Pictures aside, repeat every entry exactly.

---------- Data records ----------

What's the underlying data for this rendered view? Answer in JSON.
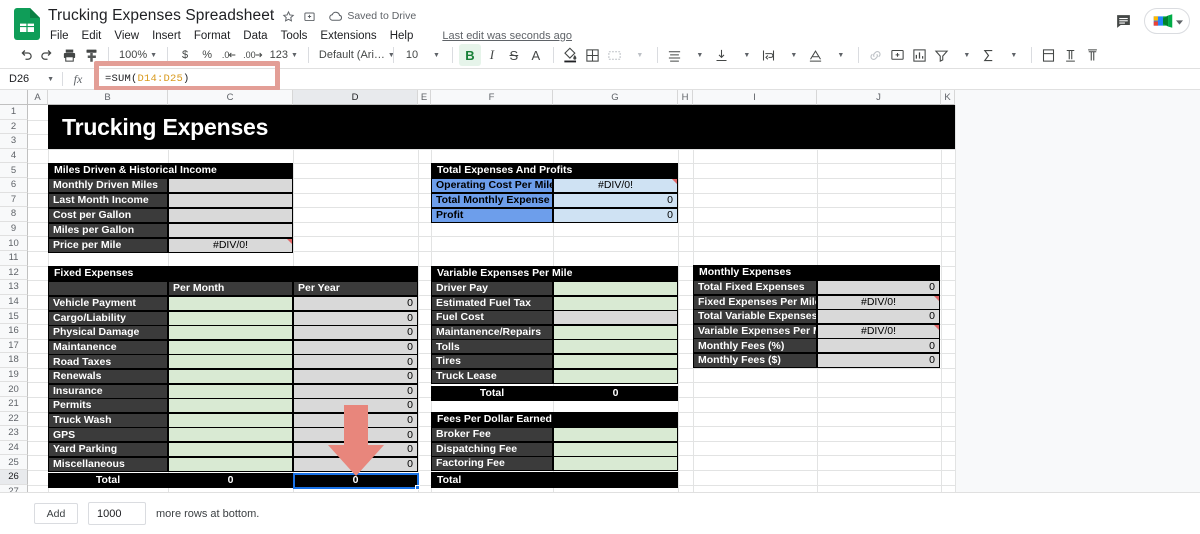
{
  "app": {
    "logo_icon": "google-sheets-icon",
    "doc_title": "Trucking Expenses Spreadsheet",
    "star_icon": "star-icon",
    "move_icon": "move-to-folder-icon",
    "cloud_icon": "cloud-saved-icon",
    "saved_status": "Saved to Drive",
    "last_edit": "Last edit was seconds ago",
    "comment_icon": "comment-history-icon",
    "meet_icon": "google-meet-icon",
    "meet_caret": "chevron-down-icon"
  },
  "menu": [
    "File",
    "Edit",
    "View",
    "Insert",
    "Format",
    "Data",
    "Tools",
    "Extensions",
    "Help"
  ],
  "toolbar": {
    "undo": "undo-icon",
    "redo": "redo-icon",
    "print": "print-icon",
    "paint": "paint-format-icon",
    "zoom_value": "100%",
    "currency": "$",
    "percent": "%",
    "dec_decrease": ".0",
    "dec_increase": ".00",
    "more_formats": "123",
    "font_family": "Default (Ari…",
    "font_size": "10",
    "bold": "B",
    "italic": "I",
    "strikethrough": "S",
    "text_color": "A",
    "fill_color": "fill-color-icon",
    "borders": "borders-icon",
    "merge": "merge-cells-icon",
    "h_align": "horizontal-align-icon",
    "v_align": "vertical-align-icon",
    "wrap": "text-wrap-icon",
    "rotate": "text-rotation-icon",
    "link": "insert-link-icon",
    "comment": "insert-comment-icon",
    "chart": "insert-chart-icon",
    "filter": "filter-icon",
    "functions": "functions-icon",
    "freeze": "freeze-icon",
    "lines1": "paragraph-icon",
    "lines2": "paragraph-alt-icon"
  },
  "formula_bar": {
    "name_box": "D26",
    "fx_label": "fx",
    "formula_prefix": "=SUM(",
    "formula_range": "D14:D25",
    "formula_suffix": ")"
  },
  "grid": {
    "columns": [
      "A",
      "B",
      "C",
      "D",
      "E",
      "F",
      "G",
      "H",
      "I",
      "J",
      "K"
    ],
    "active_column": "D",
    "rows": [
      1,
      2,
      3,
      4,
      5,
      6,
      7,
      8,
      9,
      10,
      11,
      12,
      13,
      14,
      15,
      16,
      17,
      18,
      19,
      20,
      21,
      22,
      23,
      24,
      25,
      26,
      27
    ],
    "active_row": 26,
    "selected_cell": "D26"
  },
  "sheet": {
    "banner_title": "Trucking Expenses",
    "tables": {
      "miles_driven": {
        "header": "Miles Driven & Historical Income",
        "rows": [
          {
            "label": "Monthly Driven Miles",
            "value": ""
          },
          {
            "label": "Last Month Income",
            "value": ""
          },
          {
            "label": "Cost per Gallon",
            "value": ""
          },
          {
            "label": "Miles per Gallon",
            "value": ""
          },
          {
            "label": "Price per Mile",
            "value": "#DIV/0!"
          }
        ]
      },
      "total_expenses_profits": {
        "header": "Total Expenses And Profits",
        "rows": [
          {
            "label": "Operating Cost Per Mile",
            "value": "#DIV/0!",
            "align": "center"
          },
          {
            "label": "Total Monthly Expense",
            "value": "0",
            "align": "right"
          },
          {
            "label": "Profit",
            "value": "0",
            "align": "right"
          }
        ]
      },
      "fixed_expenses": {
        "header": "Fixed Expenses",
        "col_headers": [
          "",
          "Per Month",
          "Per Year"
        ],
        "rows": [
          {
            "label": "Vehicle Payment",
            "per_month": "",
            "per_year": "0"
          },
          {
            "label": "Cargo/Liability",
            "per_month": "",
            "per_year": "0"
          },
          {
            "label": "Physical Damage",
            "per_month": "",
            "per_year": "0"
          },
          {
            "label": "Maintanence",
            "per_month": "",
            "per_year": "0"
          },
          {
            "label": "Road Taxes",
            "per_month": "",
            "per_year": "0"
          },
          {
            "label": "Renewals",
            "per_month": "",
            "per_year": "0"
          },
          {
            "label": "Insurance",
            "per_month": "",
            "per_year": "0"
          },
          {
            "label": "Permits",
            "per_month": "",
            "per_year": "0"
          },
          {
            "label": "Truck Wash",
            "per_month": "",
            "per_year": "0"
          },
          {
            "label": "GPS",
            "per_month": "",
            "per_year": "0"
          },
          {
            "label": "Yard Parking",
            "per_month": "",
            "per_year": "0"
          },
          {
            "label": "Miscellaneous",
            "per_month": "",
            "per_year": "0"
          }
        ],
        "total_label": "Total",
        "total_per_month": "0",
        "total_per_year": "0"
      },
      "variable_expenses": {
        "header": "Variable Expenses Per Mile",
        "rows": [
          {
            "label": "Driver Pay",
            "value": "",
            "style": "green"
          },
          {
            "label": "Estimated Fuel Tax",
            "value": "",
            "style": "green"
          },
          {
            "label": "Fuel Cost",
            "value": "",
            "style": "gray"
          },
          {
            "label": "Maintanence/Repairs",
            "value": "",
            "style": "green"
          },
          {
            "label": "Tolls",
            "value": "",
            "style": "green"
          },
          {
            "label": "Tires",
            "value": "",
            "style": "green"
          },
          {
            "label": "Truck Lease",
            "value": "",
            "style": "green"
          }
        ],
        "total_label": "Total",
        "total_value": "0"
      },
      "fees_per_dollar": {
        "header": "Fees Per Dollar Earned",
        "rows": [
          {
            "label": "Broker Fee",
            "value": ""
          },
          {
            "label": "Dispatching Fee",
            "value": ""
          },
          {
            "label": "Factoring Fee",
            "value": ""
          }
        ],
        "total_label": "Total",
        "total_value": ""
      },
      "monthly_expenses": {
        "header": "Monthly Expenses",
        "rows": [
          {
            "label": "Total Fixed Expenses",
            "value": "0",
            "align": "right"
          },
          {
            "label": "Fixed Expenses Per Mile",
            "value": "#DIV/0!",
            "align": "center"
          },
          {
            "label": "Total Variable Expenses",
            "value": "0",
            "align": "right"
          },
          {
            "label": "Variable Expenses Per Mile",
            "value": "#DIV/0!",
            "align": "center"
          },
          {
            "label": "Monthly Fees (%)",
            "value": "0",
            "align": "right"
          },
          {
            "label": "Monthly Fees ($)",
            "value": "0",
            "align": "right"
          }
        ]
      }
    }
  },
  "footer": {
    "add_label": "Add",
    "rows_count": "1000",
    "suffix": "more rows at bottom."
  },
  "colors": {
    "header_black": "#000000",
    "label_dark": "#3b3b3b",
    "label_blue": "#6d9eeb",
    "value_blue": "#cfe2f3",
    "value_green": "#d9ead3",
    "value_gray": "#d9d9d9",
    "selection": "#1a73e8",
    "highlight_box": "#e39e96",
    "arrow": "#e8867c"
  }
}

----------

• **Response to the task**:
What's the underlying data for this rendered view? Answer in JSON.
{
  "app": {
    "logo_icon": "google-sheets-icon",
    "doc_title": "Trucking Expenses Spreadsheet",
    "star_icon": "star-icon",
    "move_icon": "move-to-folder-icon",
    "cloud_icon": "cloud-saved-icon",
    "saved_status": "Saved to Drive",
    "last_edit": "Last edit was seconds ago",
    "comment_icon": "comment-history-icon",
    "meet_icon": "google-meet-icon",
    "meet_caret": "chevron-down-icon"
  },
  "menu": [
    "File",
    "Edit",
    "View",
    "Insert",
    "Format",
    "Data",
    "Tools",
    "Extensions",
    "Help"
  ],
  "toolbar": {
    "undo": "undo-icon",
    "redo": "redo-icon",
    "print": "print-icon",
    "paint": "paint-format-icon",
    "zoom_value": "100%",
    "currency": "$",
    "percent": "%",
    "dec_decrease": ".0",
    "dec_increase": ".00",
    "more_formats": "123",
    "font_family": "Default (Ari…",
    "font_size": "10",
    "bold": "B",
    "italic": "I",
    "strikethrough": "S",
    "text_color": "A",
    "fill_color": "fill-color-icon",
    "borders": "borders-icon",
    "merge": "merge-cells-icon",
    "h_align": "horizontal-align-icon",
    "v_align": "vertical-align-icon",
    "wrap": "text-wrap-icon",
    "rotate": "text-rotation-icon",
    "link": "insert-link-icon",
    "comment": "insert-comment-icon",
    "chart": "insert-chart-icon",
    "filter": "filter-icon",
    "functions": "functions-icon",
    "freeze": "freeze-icon",
    "lines1": "paragraph-icon",
    "lines2": "paragraph-alt-icon"
  },
  "formula_bar": {
    "name_box": "D26",
    "fx_label": "fx",
    "formula_prefix": "=SUM(",
    "formula_range": "D14:D25",
    "formula_suffix": ")"
  },
  "grid": {
    "columns": [
      "A",
      "B",
      "C",
      "D",
      "E",
      "F",
      "G",
      "H",
      "I",
      "J",
      "K"
    ],
    "active_column": "D",
    "rows": [
      1,
      2,
      3,
      4,
      5,
      6,
      7,
      8,
      9,
      10,
      11,
      12,
      13,
      14,
      15,
      16,
      17,
      18,
      19,
      20,
      21,
      22,
      23,
      24,
      25,
      26,
      27
    ],
    "active_row": 26,
    "selected_cell": "D26"
  },
  "sheet": {
    "banner_title": "Trucking Expenses",
    "tables": {
      "miles_driven": {
        "header": "Miles Driven & Historical Income",
        "rows": [
          {
            "label": "Monthly Driven Miles",
            "value": ""
          },
          {
            "label": "Last Month Income",
            "value": ""
          },
          {
            "label": "Cost per Gallon",
            "value": ""
          },
          {
            "label": "Miles per Gallon",
            "value": ""
          },
          {
            "label": "Price per Mile",
            "value": "#DIV/0!"
          }
        ]
      },
      "total_expenses_profits": {
        "header": "Total Expenses And Profits",
        "rows": [
          {
            "label": "Operating Cost Per Mile",
            "value": "#DIV/0!",
            "align": "center"
          },
          {
            "label": "Total Monthly Expense",
            "value": "0",
            "align": "right"
          },
          {
            "label": "Profit",
            "value": "0",
            "align": "right"
          }
        ]
      },
      "fixed_expenses": {
        "header": "Fixed Expenses",
        "col_headers": [
          "",
          "Per Month",
          "Per Year"
        ],
        "rows": [
          {
            "label": "Vehicle Payment",
            "per_month": "",
            "per_year": "0"
          },
          {
            "label": "Cargo/Liability",
            "per_month": "",
            "per_year": "0"
          },
          {
            "label": "Physical Damage",
            "per_month": "",
            "per_year": "0"
          },
          {
            "label": "Maintanence",
            "per_month": "",
            "per_year": "0"
          },
          {
            "label": "Road Taxes",
            "per_month": "",
            "per_year": "0"
          },
          {
            "label": "Renewals",
            "per_month": "",
            "per_year": "0"
          },
          {
            "label": "Insurance",
            "per_month": "",
            "per_year": "0"
          },
          {
            "label": "Permits",
            "per_month": "",
            "per_year": "0"
          },
          {
            "label": "Truck Wash",
            "per_month": "",
            "per_year": "0"
          },
          {
            "label": "GPS",
            "per_month": "",
            "per_year": "0"
          },
          {
            "label": "Yard Parking",
            "per_month": "",
            "per_year": "0"
          },
          {
            "label": "Miscellaneous",
            "per_month": "",
            "per_year": "0"
          }
        ],
        "total_label": "Total",
        "total_per_month": "0",
        "total_per_year": "0"
      },
      "variable_expenses": {
        "header": "Variable Expenses Per Mile",
        "rows": [
          {
            "label": "Driver Pay",
            "value": "",
            "style": "green"
          },
          {
            "label": "Estimated Fuel Tax",
            "value": "",
            "style": "green"
          },
          {
            "label": "Fuel Cost",
            "value": "",
            "style": "gray"
          },
          {
            "label": "Maintanence/Repairs",
            "value": "",
            "style": "green"
          },
          {
            "label": "Tolls",
            "value": "",
            "style": "green"
          },
          {
            "label": "Tires",
            "value": "",
            "style": "green"
          },
          {
            "label": "Truck Lease",
            "value": "",
            "style": "green"
          }
        ],
        "total_label": "Total",
        "total_value": "0"
      },
      "fees_per_dollar": {
        "header": "Fees Per Dollar Earned",
        "rows": [
          {
            "label": "Broker Fee",
            "value": ""
          },
          {
            "label": "Dispatching Fee",
            "value": ""
          },
          {
            "label": "Factoring Fee",
            "value": ""
          }
        ],
        "total_label": "Total",
        "total_value": ""
      },
      "monthly_expenses": {
        "header": "Monthly Expenses",
        "rows": [
          {
            "label": "Total Fixed Expenses",
            "value": "0",
            "align": "right"
          },
          {
            "label": "Fixed Expenses Per Mile",
            "value": "#DIV/0!",
            "align": "center"
          },
          {
            "label": "Total Variable Expenses",
            "value": "0",
            "align": "right"
          },
          {
            "label": "Variable Expenses Per Mile",
            "value": "#DIV/0!",
            "align": "center"
          },
          {
            "label": "Monthly Fees (%)",
            "value": "0",
            "align": "right"
          },
          {
            "label": "Monthly Fees ($)",
            "value": "0",
            "align": "right"
          }
        ]
      }
    }
  },
  "footer": {
    "add_label": "Add",
    "rows_count": "1000",
    "suffix": "more rows at bottom."
  },
  "colors": {
    "header_black": "#000000",
    "label_dark": "#3b3b3b",
    "label_blue": "#6d9eeb",
    "value_blue": "#cfe2f3",
    "value_green": "#d9ead3",
    "value_gray": "#d9d9d9",
    "selection": "#1a73e8",
    "highlight_box": "#e39e96",
    "arrow": "#e8867c"
  }
}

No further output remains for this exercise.